#### PROBLEMS TO SOLVE
- 1) List the three things that, according to the exhibition description, Moore's affinity for growing things takes on.
- 2) According to the exhibition description, what does the title "17845" refer to?

#### PASSAGE
Nov 13, 2020 — May 29, 2021

LaChaun Moore: 17845 is a contemplative exploration of the artist’s family history and relationship to agriculture. Moore’s worldview and artistic practice is informed by being a Black woman whose family inspired her love of agriculture. Her affinity for growing things flips supposed urban stereotypes on their ears and takes on the painful agricultural legacy of enslavement, the Jim Crow South from which her grandfather fled, and a litany of injustices that continue today. Her grandfather’s dedication to gardening represents one important way in which Moore’s family tree influences her work. The title of her exhibition - 17845 - is a reference to her grandfather’s nursing home identification number, a number that adorns Moore’s most beloved keepsake, a t-shirt on view in the exhibition.

#### STORED RECORDS
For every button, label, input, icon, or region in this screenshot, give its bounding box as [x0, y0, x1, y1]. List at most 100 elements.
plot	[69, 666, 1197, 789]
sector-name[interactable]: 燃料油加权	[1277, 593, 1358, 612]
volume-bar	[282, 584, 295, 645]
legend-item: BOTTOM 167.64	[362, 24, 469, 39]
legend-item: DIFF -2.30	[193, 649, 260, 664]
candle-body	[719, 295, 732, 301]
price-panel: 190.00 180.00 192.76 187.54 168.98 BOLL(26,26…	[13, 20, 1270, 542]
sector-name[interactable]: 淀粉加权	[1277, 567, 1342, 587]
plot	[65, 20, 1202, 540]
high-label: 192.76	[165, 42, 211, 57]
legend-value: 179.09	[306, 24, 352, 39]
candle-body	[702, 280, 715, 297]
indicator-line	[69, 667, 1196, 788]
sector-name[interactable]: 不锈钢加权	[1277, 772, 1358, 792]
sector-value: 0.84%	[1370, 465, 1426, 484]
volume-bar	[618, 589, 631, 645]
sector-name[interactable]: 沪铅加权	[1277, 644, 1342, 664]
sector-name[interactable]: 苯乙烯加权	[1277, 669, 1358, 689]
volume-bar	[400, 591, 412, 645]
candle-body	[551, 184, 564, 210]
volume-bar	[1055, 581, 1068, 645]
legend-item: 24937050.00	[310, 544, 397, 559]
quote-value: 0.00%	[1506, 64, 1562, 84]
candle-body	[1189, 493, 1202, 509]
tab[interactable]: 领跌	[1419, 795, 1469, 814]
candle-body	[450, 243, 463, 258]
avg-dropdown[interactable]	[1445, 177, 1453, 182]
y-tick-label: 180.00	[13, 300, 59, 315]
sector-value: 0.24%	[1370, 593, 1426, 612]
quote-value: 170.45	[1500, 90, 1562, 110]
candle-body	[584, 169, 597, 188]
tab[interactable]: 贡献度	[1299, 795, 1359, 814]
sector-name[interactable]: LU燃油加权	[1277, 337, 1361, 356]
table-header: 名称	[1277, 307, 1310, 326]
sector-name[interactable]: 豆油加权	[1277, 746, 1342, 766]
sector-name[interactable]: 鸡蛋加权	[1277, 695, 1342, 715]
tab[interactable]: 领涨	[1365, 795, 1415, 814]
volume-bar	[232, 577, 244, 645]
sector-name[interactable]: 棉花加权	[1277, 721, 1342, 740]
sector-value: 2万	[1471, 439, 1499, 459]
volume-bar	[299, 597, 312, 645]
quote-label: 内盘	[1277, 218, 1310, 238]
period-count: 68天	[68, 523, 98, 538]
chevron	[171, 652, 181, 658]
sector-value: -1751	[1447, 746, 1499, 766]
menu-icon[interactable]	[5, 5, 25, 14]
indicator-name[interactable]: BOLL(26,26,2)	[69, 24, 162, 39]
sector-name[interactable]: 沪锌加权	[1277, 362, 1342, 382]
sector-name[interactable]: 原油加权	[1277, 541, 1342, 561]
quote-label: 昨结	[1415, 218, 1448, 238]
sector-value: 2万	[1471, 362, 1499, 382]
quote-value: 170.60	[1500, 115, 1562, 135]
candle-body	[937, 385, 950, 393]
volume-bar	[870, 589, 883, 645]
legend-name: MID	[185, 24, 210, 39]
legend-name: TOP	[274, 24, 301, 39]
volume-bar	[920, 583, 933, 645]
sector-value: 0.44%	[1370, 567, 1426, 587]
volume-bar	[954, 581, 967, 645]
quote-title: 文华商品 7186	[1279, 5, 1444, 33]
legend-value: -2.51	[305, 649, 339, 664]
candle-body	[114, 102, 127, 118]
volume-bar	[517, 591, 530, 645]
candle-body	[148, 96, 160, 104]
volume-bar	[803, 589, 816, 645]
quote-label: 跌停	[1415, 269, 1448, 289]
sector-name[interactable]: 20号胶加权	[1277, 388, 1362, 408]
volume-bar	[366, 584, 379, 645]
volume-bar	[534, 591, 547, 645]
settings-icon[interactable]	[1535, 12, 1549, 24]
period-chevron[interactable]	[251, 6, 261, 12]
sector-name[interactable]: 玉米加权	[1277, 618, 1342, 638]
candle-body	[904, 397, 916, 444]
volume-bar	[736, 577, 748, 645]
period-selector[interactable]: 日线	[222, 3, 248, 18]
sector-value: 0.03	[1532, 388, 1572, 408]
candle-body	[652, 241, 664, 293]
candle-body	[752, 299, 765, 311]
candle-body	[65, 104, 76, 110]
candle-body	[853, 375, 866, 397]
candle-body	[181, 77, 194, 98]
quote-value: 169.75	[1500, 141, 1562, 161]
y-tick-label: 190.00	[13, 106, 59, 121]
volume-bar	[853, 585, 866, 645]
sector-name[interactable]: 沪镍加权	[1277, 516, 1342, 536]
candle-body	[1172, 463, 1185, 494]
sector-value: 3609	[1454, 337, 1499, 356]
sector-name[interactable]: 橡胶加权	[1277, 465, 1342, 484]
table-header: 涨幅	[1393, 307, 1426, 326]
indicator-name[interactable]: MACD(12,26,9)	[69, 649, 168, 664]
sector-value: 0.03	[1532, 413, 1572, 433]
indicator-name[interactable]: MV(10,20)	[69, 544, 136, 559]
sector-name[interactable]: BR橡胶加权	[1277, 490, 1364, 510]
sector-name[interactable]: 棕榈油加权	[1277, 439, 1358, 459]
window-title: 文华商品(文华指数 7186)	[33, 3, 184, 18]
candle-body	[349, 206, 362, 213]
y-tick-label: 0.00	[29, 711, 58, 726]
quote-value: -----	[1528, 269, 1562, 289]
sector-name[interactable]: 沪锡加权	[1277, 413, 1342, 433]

#### REPLIES
- 1)
- The painful agricultural legacy of enslavement
- The Jim Crow South from which her grandfather fled
- A litany of injustices that continue today

- 2) It refers to her grandfather's nursing home identification number.